→ Dataset records
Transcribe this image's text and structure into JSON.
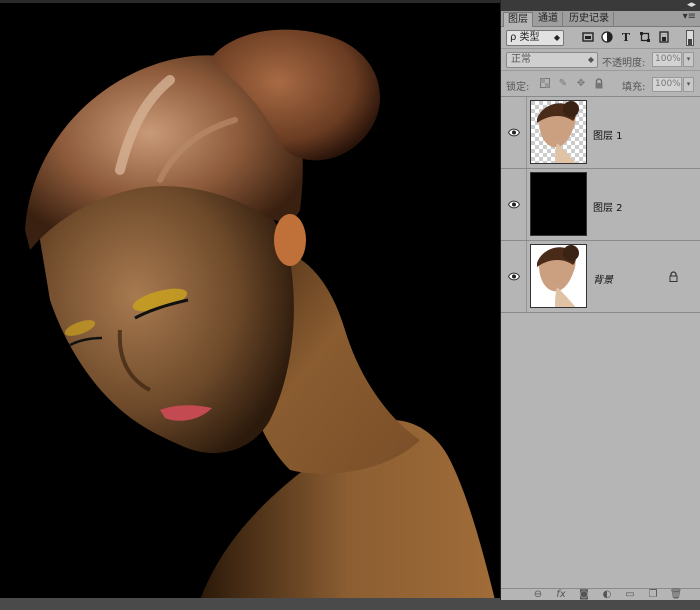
{
  "tabs": [
    "图层",
    "通道",
    "历史记录"
  ],
  "filter": {
    "kind_label": "ρ 类型",
    "icons": [
      "image-filter-icon",
      "adjustment-filter-icon",
      "type-filter-icon",
      "shape-filter-icon",
      "smart-object-filter-icon"
    ]
  },
  "blend": {
    "mode": "正常",
    "opacity_label": "不透明度:",
    "opacity_value": "100%"
  },
  "lock": {
    "label": "锁定:",
    "fill_label": "填充:",
    "fill_value": "100%"
  },
  "layers": [
    {
      "name": "图层 1",
      "visible": true,
      "thumb": "transparent-portrait",
      "locked": false
    },
    {
      "name": "图层 2",
      "visible": true,
      "thumb": "black-fill",
      "locked": false
    },
    {
      "name": "背景",
      "visible": true,
      "thumb": "portrait",
      "locked": true
    }
  ],
  "footer_icons": [
    "link-layers-icon",
    "fx-icon",
    "mask-icon",
    "adjustment-icon",
    "group-icon",
    "new-layer-icon",
    "trash-icon"
  ],
  "colors": {
    "panel_bg": "#b5b5b5",
    "canvas_bg": "#000000",
    "skin": "#8a5a2e",
    "hair": "#7a4a2a"
  }
}
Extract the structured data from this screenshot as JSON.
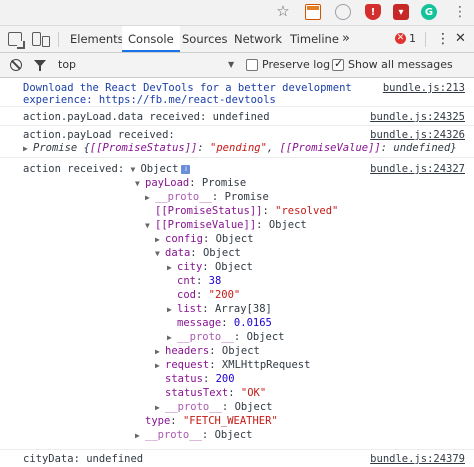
{
  "devtools": {
    "tabs": [
      "Elements",
      "Console",
      "Sources",
      "Network",
      "Timeline"
    ],
    "active_tab": "Console",
    "more_tabs": "»",
    "error_count": "1",
    "close": "✕"
  },
  "toolbar": {
    "context": "top",
    "context_arrow": "▼",
    "preserve_log_label": "Preserve log",
    "preserve_log_checked": false,
    "show_all_label": "Show all messages",
    "show_all_checked": true
  },
  "messages": {
    "m1": {
      "line1": "Download the React DevTools for a better development",
      "line2": "experience: https://fb.me/react-devtools",
      "source": "bundle.js:213"
    },
    "m2": {
      "text": "action.payLoad.data received: undefined",
      "source": "bundle.js:24325"
    },
    "m3": {
      "text": "action.payLoad received:",
      "source": "bundle.js:24326",
      "promise_label": "Promise {",
      "status_key": "[[PromiseStatus]]",
      "status_value": "\"pending\"",
      "value_key": "[[PromiseValue]]",
      "value_value": "undefined"
    },
    "m4": {
      "prefix": "action received:",
      "object": "Object",
      "source": "bundle.js:24327",
      "tree": {
        "payLoad_key": "payLoad",
        "payLoad_val": "Promise",
        "proto1_key": "__proto__",
        "proto1_val": "Promise",
        "pstatus_key": "[[PromiseStatus]]",
        "pstatus_val": "\"resolved\"",
        "pvalue_key": "[[PromiseValue]]",
        "pvalue_val": "Object",
        "config_key": "config",
        "config_val": "Object",
        "data_key": "data",
        "data_val": "Object",
        "city_key": "city",
        "city_val": "Object",
        "cnt_key": "cnt",
        "cnt_val": "38",
        "cod_key": "cod",
        "cod_val": "\"200\"",
        "list_key": "list",
        "list_val": "Array[38]",
        "message_key": "message",
        "message_val": "0.0165",
        "proto2_key": "__proto__",
        "proto2_val": "Object",
        "headers_key": "headers",
        "headers_val": "Object",
        "request_key": "request",
        "request_val": "XMLHttpRequest",
        "status_key": "status",
        "status_val": "200",
        "statusText_key": "statusText",
        "statusText_val": "\"OK\"",
        "proto3_key": "__proto__",
        "proto3_val": "Object",
        "type_key": "type",
        "type_val": "\"FETCH_WEATHER\"",
        "proto4_key": "__proto__",
        "proto4_val": "Object"
      }
    },
    "m5": {
      "text": "cityData: undefined",
      "source": "bundle.js:24379"
    }
  }
}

→ Do this
Look above for every line with the word "adjustment" and copy it.

→ Finished task
      "adjustment-filter-icon",
    "adjustment-icon",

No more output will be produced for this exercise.